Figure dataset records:
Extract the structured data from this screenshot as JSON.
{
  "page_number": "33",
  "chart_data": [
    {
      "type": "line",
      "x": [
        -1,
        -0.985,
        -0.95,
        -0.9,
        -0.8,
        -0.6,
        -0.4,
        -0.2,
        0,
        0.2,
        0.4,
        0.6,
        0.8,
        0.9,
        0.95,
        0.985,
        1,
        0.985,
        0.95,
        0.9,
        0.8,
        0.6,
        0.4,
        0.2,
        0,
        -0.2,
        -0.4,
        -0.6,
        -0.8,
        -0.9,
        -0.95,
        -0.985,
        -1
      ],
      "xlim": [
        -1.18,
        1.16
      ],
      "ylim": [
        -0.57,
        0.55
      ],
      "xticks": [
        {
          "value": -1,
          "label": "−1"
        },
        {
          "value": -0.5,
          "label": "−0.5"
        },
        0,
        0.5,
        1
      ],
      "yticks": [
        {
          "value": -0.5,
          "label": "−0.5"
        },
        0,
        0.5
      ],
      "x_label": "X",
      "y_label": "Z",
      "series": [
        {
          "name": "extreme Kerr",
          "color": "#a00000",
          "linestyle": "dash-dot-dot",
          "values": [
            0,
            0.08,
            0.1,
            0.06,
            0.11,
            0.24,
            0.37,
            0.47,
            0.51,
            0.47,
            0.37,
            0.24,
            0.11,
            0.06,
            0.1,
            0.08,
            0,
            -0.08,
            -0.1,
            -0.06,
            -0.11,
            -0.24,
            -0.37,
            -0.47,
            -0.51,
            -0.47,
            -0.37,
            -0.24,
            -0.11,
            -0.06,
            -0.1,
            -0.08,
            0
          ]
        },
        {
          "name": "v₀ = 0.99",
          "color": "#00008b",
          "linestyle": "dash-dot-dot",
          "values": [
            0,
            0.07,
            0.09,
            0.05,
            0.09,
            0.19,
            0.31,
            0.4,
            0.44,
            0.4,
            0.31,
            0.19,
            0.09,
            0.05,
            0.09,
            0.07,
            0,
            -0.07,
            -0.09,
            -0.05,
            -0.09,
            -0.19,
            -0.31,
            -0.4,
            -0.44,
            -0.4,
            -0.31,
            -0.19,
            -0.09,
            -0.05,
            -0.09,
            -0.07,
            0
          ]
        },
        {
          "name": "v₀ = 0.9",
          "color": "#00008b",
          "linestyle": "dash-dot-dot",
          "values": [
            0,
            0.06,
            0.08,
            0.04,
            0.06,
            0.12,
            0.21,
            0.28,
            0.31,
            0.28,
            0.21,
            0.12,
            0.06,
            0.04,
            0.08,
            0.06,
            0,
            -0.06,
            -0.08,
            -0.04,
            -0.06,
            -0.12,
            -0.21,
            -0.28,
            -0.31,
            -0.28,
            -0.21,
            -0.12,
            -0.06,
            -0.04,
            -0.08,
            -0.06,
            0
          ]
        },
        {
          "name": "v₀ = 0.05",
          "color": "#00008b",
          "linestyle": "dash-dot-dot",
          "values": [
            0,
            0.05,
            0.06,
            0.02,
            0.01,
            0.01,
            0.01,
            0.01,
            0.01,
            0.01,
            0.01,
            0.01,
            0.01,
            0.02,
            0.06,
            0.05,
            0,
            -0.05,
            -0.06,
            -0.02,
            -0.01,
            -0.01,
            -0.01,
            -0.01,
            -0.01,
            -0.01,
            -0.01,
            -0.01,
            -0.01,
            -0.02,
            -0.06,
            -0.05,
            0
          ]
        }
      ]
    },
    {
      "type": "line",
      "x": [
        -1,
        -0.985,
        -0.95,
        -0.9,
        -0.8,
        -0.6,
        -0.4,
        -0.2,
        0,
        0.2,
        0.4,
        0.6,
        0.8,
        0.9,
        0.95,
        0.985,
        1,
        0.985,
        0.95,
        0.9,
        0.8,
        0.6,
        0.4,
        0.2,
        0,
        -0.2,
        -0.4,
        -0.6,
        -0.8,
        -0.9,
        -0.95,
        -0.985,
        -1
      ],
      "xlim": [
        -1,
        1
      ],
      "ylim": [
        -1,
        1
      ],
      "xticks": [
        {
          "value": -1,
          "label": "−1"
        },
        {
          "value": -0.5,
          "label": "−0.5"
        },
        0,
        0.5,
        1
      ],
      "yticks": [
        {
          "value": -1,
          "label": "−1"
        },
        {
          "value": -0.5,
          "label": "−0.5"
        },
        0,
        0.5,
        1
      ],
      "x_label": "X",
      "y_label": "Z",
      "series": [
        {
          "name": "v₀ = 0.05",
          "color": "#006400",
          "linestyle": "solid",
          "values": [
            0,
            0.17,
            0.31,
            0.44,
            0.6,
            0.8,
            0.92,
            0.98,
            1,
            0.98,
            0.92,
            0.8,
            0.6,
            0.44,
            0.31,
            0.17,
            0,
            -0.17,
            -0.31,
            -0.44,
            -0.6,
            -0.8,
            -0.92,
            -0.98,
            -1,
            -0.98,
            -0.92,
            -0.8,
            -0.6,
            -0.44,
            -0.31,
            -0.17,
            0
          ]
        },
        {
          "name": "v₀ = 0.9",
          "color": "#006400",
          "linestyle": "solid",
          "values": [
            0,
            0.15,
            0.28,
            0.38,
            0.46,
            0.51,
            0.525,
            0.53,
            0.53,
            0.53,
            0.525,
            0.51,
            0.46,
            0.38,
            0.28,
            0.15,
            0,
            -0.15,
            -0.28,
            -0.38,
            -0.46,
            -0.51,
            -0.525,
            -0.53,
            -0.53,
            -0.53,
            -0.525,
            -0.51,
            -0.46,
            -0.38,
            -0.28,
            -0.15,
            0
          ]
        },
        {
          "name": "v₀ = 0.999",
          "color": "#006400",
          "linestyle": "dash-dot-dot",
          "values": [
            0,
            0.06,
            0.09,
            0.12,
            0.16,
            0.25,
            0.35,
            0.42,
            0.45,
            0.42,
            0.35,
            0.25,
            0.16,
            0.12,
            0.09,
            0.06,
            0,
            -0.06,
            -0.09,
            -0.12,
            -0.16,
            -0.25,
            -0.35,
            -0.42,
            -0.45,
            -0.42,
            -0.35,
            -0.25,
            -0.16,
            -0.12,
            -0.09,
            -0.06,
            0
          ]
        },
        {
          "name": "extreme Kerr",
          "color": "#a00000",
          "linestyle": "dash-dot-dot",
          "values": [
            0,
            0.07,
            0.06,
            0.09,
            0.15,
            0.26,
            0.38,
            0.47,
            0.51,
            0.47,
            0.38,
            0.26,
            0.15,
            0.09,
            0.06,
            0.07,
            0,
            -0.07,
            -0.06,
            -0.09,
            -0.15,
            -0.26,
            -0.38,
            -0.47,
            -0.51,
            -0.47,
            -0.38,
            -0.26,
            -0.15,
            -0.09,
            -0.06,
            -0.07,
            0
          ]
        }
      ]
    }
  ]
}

*REQUIREMENTS*. Quote every record above exactly.

*OUTPUT*.
Extract the structured data from this screenshot as JSON.
{
  "page_number": "33",
  "chart_data": [
    {
      "type": "line",
      "x": [
        -1,
        -0.985,
        -0.95,
        -0.9,
        -0.8,
        -0.6,
        -0.4,
        -0.2,
        0,
        0.2,
        0.4,
        0.6,
        0.8,
        0.9,
        0.95,
        0.985,
        1,
        0.985,
        0.95,
        0.9,
        0.8,
        0.6,
        0.4,
        0.2,
        0,
        -0.2,
        -0.4,
        -0.6,
        -0.8,
        -0.9,
        -0.95,
        -0.985,
        -1
      ],
      "xlim": [
        -1.18,
        1.16
      ],
      "ylim": [
        -0.57,
        0.55
      ],
      "xticks": [
        {
          "value": -1,
          "label": "−1"
        },
        {
          "value": -0.5,
          "label": "−0.5"
        },
        0,
        0.5,
        1
      ],
      "yticks": [
        {
          "value": -0.5,
          "label": "−0.5"
        },
        0,
        0.5
      ],
      "x_label": "X",
      "y_label": "Z",
      "series": [
        {
          "name": "extreme Kerr",
          "color": "#a00000",
          "linestyle": "dash-dot-dot",
          "values": [
            0,
            0.08,
            0.1,
            0.06,
            0.11,
            0.24,
            0.37,
            0.47,
            0.51,
            0.47,
            0.37,
            0.24,
            0.11,
            0.06,
            0.1,
            0.08,
            0,
            -0.08,
            -0.1,
            -0.06,
            -0.11,
            -0.24,
            -0.37,
            -0.47,
            -0.51,
            -0.47,
            -0.37,
            -0.24,
            -0.11,
            -0.06,
            -0.1,
            -0.08,
            0
          ]
        },
        {
          "name": "v₀ = 0.99",
          "color": "#00008b",
          "linestyle": "dash-dot-dot",
          "values": [
            0,
            0.07,
            0.09,
            0.05,
            0.09,
            0.19,
            0.31,
            0.4,
            0.44,
            0.4,
            0.31,
            0.19,
            0.09,
            0.05,
            0.09,
            0.07,
            0,
            -0.07,
            -0.09,
            -0.05,
            -0.09,
            -0.19,
            -0.31,
            -0.4,
            -0.44,
            -0.4,
            -0.31,
            -0.19,
            -0.09,
            -0.05,
            -0.09,
            -0.07,
            0
          ]
        },
        {
          "name": "v₀ = 0.9",
          "color": "#00008b",
          "linestyle": "dash-dot-dot",
          "values": [
            0,
            0.06,
            0.08,
            0.04,
            0.06,
            0.12,
            0.21,
            0.28,
            0.31,
            0.28,
            0.21,
            0.12,
            0.06,
            0.04,
            0.08,
            0.06,
            0,
            -0.06,
            -0.08,
            -0.04,
            -0.06,
            -0.12,
            -0.21,
            -0.28,
            -0.31,
            -0.28,
            -0.21,
            -0.12,
            -0.06,
            -0.04,
            -0.08,
            -0.06,
            0
          ]
        },
        {
          "name": "v₀ = 0.05",
          "color": "#00008b",
          "linestyle": "dash-dot-dot",
          "values": [
            0,
            0.05,
            0.06,
            0.02,
            0.01,
            0.01,
            0.01,
            0.01,
            0.01,
            0.01,
            0.01,
            0.01,
            0.01,
            0.02,
            0.06,
            0.05,
            0,
            -0.05,
            -0.06,
            -0.02,
            -0.01,
            -0.01,
            -0.01,
            -0.01,
            -0.01,
            -0.01,
            -0.01,
            -0.01,
            -0.01,
            -0.02,
            -0.06,
            -0.05,
            0
          ]
        }
      ]
    },
    {
      "type": "line",
      "x": [
        -1,
        -0.985,
        -0.95,
        -0.9,
        -0.8,
        -0.6,
        -0.4,
        -0.2,
        0,
        0.2,
        0.4,
        0.6,
        0.8,
        0.9,
        0.95,
        0.985,
        1,
        0.985,
        0.95,
        0.9,
        0.8,
        0.6,
        0.4,
        0.2,
        0,
        -0.2,
        -0.4,
        -0.6,
        -0.8,
        -0.9,
        -0.95,
        -0.985,
        -1
      ],
      "xlim": [
        -1,
        1
      ],
      "ylim": [
        -1,
        1
      ],
      "xticks": [
        {
          "value": -1,
          "label": "−1"
        },
        {
          "value": -0.5,
          "label": "−0.5"
        },
        0,
        0.5,
        1
      ],
      "yticks": [
        {
          "value": -1,
          "label": "−1"
        },
        {
          "value": -0.5,
          "label": "−0.5"
        },
        0,
        0.5,
        1
      ],
      "x_label": "X",
      "y_label": "Z",
      "series": [
        {
          "name": "v₀ = 0.05",
          "color": "#006400",
          "linestyle": "solid",
          "values": [
            0,
            0.17,
            0.31,
            0.44,
            0.6,
            0.8,
            0.92,
            0.98,
            1,
            0.98,
            0.92,
            0.8,
            0.6,
            0.44,
            0.31,
            0.17,
            0,
            -0.17,
            -0.31,
            -0.44,
            -0.6,
            -0.8,
            -0.92,
            -0.98,
            -1,
            -0.98,
            -0.92,
            -0.8,
            -0.6,
            -0.44,
            -0.31,
            -0.17,
            0
          ]
        },
        {
          "name": "v₀ = 0.9",
          "color": "#006400",
          "linestyle": "solid",
          "values": [
            0,
            0.15,
            0.28,
            0.38,
            0.46,
            0.51,
            0.525,
            0.53,
            0.53,
            0.53,
            0.525,
            0.51,
            0.46,
            0.38,
            0.28,
            0.15,
            0,
            -0.15,
            -0.28,
            -0.38,
            -0.46,
            -0.51,
            -0.525,
            -0.53,
            -0.53,
            -0.53,
            -0.525,
            -0.51,
            -0.46,
            -0.38,
            -0.28,
            -0.15,
            0
          ]
        },
        {
          "name": "v₀ = 0.999",
          "color": "#006400",
          "linestyle": "dash-dot-dot",
          "values": [
            0,
            0.06,
            0.09,
            0.12,
            0.16,
            0.25,
            0.35,
            0.42,
            0.45,
            0.42,
            0.35,
            0.25,
            0.16,
            0.12,
            0.09,
            0.06,
            0,
            -0.06,
            -0.09,
            -0.12,
            -0.16,
            -0.25,
            -0.35,
            -0.42,
            -0.45,
            -0.42,
            -0.35,
            -0.25,
            -0.16,
            -0.12,
            -0.09,
            -0.06,
            0
          ]
        },
        {
          "name": "extreme Kerr",
          "color": "#a00000",
          "linestyle": "dash-dot-dot",
          "values": [
            0,
            0.07,
            0.06,
            0.09,
            0.15,
            0.26,
            0.38,
            0.47,
            0.51,
            0.47,
            0.38,
            0.26,
            0.15,
            0.09,
            0.06,
            0.07,
            0,
            -0.07,
            -0.06,
            -0.09,
            -0.15,
            -0.26,
            -0.38,
            -0.47,
            -0.51,
            -0.47,
            -0.38,
            -0.26,
            -0.15,
            -0.09,
            -0.06,
            -0.07,
            0
          ]
        }
      ]
    }
  ]
}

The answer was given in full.